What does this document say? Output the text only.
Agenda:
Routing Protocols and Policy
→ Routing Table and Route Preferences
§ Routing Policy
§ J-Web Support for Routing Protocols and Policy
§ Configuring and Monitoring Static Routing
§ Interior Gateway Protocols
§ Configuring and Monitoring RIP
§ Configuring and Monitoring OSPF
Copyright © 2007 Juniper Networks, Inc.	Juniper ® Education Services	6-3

* Work to complete *
Each of the records should be retyped exactly.

* Answer in full *
What does this document say? Output the text only.
Agenda:
Routing Protocols and Policy
→ Routing Table and Route Preferences
§ Routing Policy
§ J-Web Support for Routing Protocols and Policy
§ Configuring and Monitoring Static Routing
§ Interior Gateway Protocols
§ Configuring and Monitoring RIP
§ Configuring and Monitoring OSPF
Copyright © 2007 Juniper Networks, Inc.	Juniper ® Education Services	6-3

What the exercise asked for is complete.